_The records_.

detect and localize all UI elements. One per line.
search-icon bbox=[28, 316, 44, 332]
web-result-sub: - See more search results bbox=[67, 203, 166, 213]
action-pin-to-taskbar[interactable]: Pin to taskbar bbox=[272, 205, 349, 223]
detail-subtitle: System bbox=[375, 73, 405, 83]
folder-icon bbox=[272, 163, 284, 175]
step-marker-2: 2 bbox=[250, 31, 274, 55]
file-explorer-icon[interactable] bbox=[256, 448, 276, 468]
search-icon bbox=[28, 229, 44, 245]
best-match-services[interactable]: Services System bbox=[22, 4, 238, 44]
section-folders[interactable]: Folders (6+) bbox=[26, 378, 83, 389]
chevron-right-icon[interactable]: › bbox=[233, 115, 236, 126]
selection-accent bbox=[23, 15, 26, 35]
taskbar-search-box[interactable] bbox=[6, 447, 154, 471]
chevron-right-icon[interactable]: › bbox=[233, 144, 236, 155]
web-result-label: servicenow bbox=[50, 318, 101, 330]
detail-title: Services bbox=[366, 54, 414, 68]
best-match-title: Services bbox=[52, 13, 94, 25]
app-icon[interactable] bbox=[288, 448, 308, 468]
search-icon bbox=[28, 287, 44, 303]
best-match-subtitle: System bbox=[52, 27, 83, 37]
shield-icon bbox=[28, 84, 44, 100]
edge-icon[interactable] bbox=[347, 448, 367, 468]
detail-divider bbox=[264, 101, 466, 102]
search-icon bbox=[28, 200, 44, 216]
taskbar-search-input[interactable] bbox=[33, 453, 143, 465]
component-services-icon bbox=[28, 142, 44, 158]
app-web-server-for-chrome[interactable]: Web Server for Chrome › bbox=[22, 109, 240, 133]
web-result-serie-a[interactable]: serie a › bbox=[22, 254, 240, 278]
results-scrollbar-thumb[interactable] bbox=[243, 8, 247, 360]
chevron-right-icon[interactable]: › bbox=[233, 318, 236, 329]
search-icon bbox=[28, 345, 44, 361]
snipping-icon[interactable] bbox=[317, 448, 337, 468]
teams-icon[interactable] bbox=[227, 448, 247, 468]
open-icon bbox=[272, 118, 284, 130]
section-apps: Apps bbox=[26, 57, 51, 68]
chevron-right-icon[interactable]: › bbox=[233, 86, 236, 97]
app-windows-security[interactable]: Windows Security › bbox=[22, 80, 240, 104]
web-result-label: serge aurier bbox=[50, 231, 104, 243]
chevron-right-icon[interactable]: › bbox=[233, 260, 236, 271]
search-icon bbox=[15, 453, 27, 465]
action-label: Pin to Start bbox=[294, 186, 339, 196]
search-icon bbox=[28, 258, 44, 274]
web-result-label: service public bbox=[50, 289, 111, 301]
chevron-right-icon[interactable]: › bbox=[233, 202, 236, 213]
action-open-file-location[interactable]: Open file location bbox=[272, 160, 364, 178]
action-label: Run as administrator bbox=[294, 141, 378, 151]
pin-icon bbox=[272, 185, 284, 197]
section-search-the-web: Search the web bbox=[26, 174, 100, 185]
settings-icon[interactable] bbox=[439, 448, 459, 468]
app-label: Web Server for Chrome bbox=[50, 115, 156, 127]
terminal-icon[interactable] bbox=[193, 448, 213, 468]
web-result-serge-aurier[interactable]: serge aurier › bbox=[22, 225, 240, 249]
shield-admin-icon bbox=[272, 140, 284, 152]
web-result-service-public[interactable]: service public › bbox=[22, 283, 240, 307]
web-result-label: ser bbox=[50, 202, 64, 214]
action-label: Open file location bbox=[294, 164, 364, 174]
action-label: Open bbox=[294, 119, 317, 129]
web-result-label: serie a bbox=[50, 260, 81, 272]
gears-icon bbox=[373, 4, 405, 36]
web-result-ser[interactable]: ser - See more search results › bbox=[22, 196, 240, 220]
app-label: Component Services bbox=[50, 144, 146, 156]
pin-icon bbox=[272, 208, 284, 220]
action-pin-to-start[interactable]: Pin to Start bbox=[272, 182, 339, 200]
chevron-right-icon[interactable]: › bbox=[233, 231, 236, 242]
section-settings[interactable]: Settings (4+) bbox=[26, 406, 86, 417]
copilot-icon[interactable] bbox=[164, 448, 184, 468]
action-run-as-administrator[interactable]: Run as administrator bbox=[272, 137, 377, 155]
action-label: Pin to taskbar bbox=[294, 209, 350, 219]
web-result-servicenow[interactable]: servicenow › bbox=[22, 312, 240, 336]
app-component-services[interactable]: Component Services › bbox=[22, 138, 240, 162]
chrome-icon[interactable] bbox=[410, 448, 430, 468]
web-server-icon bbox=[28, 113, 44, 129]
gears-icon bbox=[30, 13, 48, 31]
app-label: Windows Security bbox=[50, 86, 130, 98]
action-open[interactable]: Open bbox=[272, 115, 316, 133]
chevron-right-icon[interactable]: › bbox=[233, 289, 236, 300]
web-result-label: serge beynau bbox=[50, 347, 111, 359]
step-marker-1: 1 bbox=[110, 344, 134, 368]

_The exercise_.
Reproduce every line of the listing above without changing anything.

_The answer_.
detect and localize all UI elements. One per line.
search-icon bbox=[28, 316, 44, 332]
web-result-sub: - See more search results bbox=[67, 203, 166, 213]
action-pin-to-taskbar[interactable]: Pin to taskbar bbox=[272, 205, 349, 223]
detail-subtitle: System bbox=[375, 73, 405, 83]
folder-icon bbox=[272, 163, 284, 175]
step-marker-2: 2 bbox=[250, 31, 274, 55]
file-explorer-icon[interactable] bbox=[256, 448, 276, 468]
search-icon bbox=[28, 229, 44, 245]
best-match-services[interactable]: Services System bbox=[22, 4, 238, 44]
section-folders[interactable]: Folders (6+) bbox=[26, 378, 83, 389]
chevron-right-icon[interactable]: › bbox=[233, 115, 236, 126]
selection-accent bbox=[23, 15, 26, 35]
taskbar-search-box[interactable] bbox=[6, 447, 154, 471]
chevron-right-icon[interactable]: › bbox=[233, 144, 236, 155]
web-result-label: servicenow bbox=[50, 318, 101, 330]
detail-title: Services bbox=[366, 54, 414, 68]
best-match-title: Services bbox=[52, 13, 94, 25]
app-icon[interactable] bbox=[288, 448, 308, 468]
search-icon bbox=[28, 287, 44, 303]
best-match-subtitle: System bbox=[52, 27, 83, 37]
shield-icon bbox=[28, 84, 44, 100]
edge-icon[interactable] bbox=[347, 448, 367, 468]
detail-divider bbox=[264, 101, 466, 102]
search-icon bbox=[28, 200, 44, 216]
taskbar-search-input[interactable] bbox=[33, 453, 143, 465]
component-services-icon bbox=[28, 142, 44, 158]
app-web-server-for-chrome[interactable]: Web Server for Chrome › bbox=[22, 109, 240, 133]
web-result-serie-a[interactable]: serie a › bbox=[22, 254, 240, 278]
results-scrollbar-thumb[interactable] bbox=[243, 8, 247, 360]
chevron-right-icon[interactable]: › bbox=[233, 318, 236, 329]
search-icon bbox=[28, 345, 44, 361]
snipping-icon[interactable] bbox=[317, 448, 337, 468]
teams-icon[interactable] bbox=[227, 448, 247, 468]
open-icon bbox=[272, 118, 284, 130]
section-apps: Apps bbox=[26, 57, 51, 68]
chevron-right-icon[interactable]: › bbox=[233, 86, 236, 97]
app-windows-security[interactable]: Windows Security › bbox=[22, 80, 240, 104]
web-result-label: serge aurier bbox=[50, 231, 104, 243]
chevron-right-icon[interactable]: › bbox=[233, 260, 236, 271]
search-icon bbox=[15, 453, 27, 465]
action-label: Pin to Start bbox=[294, 186, 339, 196]
search-icon bbox=[28, 258, 44, 274]
web-result-label: service public bbox=[50, 289, 111, 301]
chevron-right-icon[interactable]: › bbox=[233, 202, 236, 213]
action-open-file-location[interactable]: Open file location bbox=[272, 160, 364, 178]
action-label: Run as administrator bbox=[294, 141, 378, 151]
pin-icon bbox=[272, 185, 284, 197]
section-search-the-web: Search the web bbox=[26, 174, 100, 185]
settings-icon[interactable] bbox=[439, 448, 459, 468]
app-label: Web Server for Chrome bbox=[50, 115, 156, 127]
terminal-icon[interactable] bbox=[193, 448, 213, 468]
web-result-serge-aurier[interactable]: serge aurier › bbox=[22, 225, 240, 249]
shield-admin-icon bbox=[272, 140, 284, 152]
web-result-service-public[interactable]: service public › bbox=[22, 283, 240, 307]
web-result-label: ser bbox=[50, 202, 64, 214]
action-label: Open file location bbox=[294, 164, 364, 174]
action-label: Open bbox=[294, 119, 317, 129]
web-result-label: serie a bbox=[50, 260, 81, 272]
gears-icon bbox=[373, 4, 405, 36]
web-result-ser[interactable]: ser - See more search results › bbox=[22, 196, 240, 220]
app-label: Component Services bbox=[50, 144, 146, 156]
pin-icon bbox=[272, 208, 284, 220]
action-pin-to-start[interactable]: Pin to Start bbox=[272, 182, 339, 200]
chevron-right-icon[interactable]: › bbox=[233, 231, 236, 242]
section-settings[interactable]: Settings (4+) bbox=[26, 406, 86, 417]
copilot-icon[interactable] bbox=[164, 448, 184, 468]
action-run-as-administrator[interactable]: Run as administrator bbox=[272, 137, 377, 155]
action-label: Pin to taskbar bbox=[294, 209, 350, 219]
web-result-servicenow[interactable]: servicenow › bbox=[22, 312, 240, 336]
app-component-services[interactable]: Component Services › bbox=[22, 138, 240, 162]
chrome-icon[interactable] bbox=[410, 448, 430, 468]
web-server-icon bbox=[28, 113, 44, 129]
gears-icon bbox=[30, 13, 48, 31]
app-label: Windows Security bbox=[50, 86, 130, 98]
action-open[interactable]: Open bbox=[272, 115, 316, 133]
chevron-right-icon[interactable]: › bbox=[233, 289, 236, 300]
web-result-label: serge beynau bbox=[50, 347, 111, 359]
step-marker-1: 1 bbox=[110, 344, 134, 368]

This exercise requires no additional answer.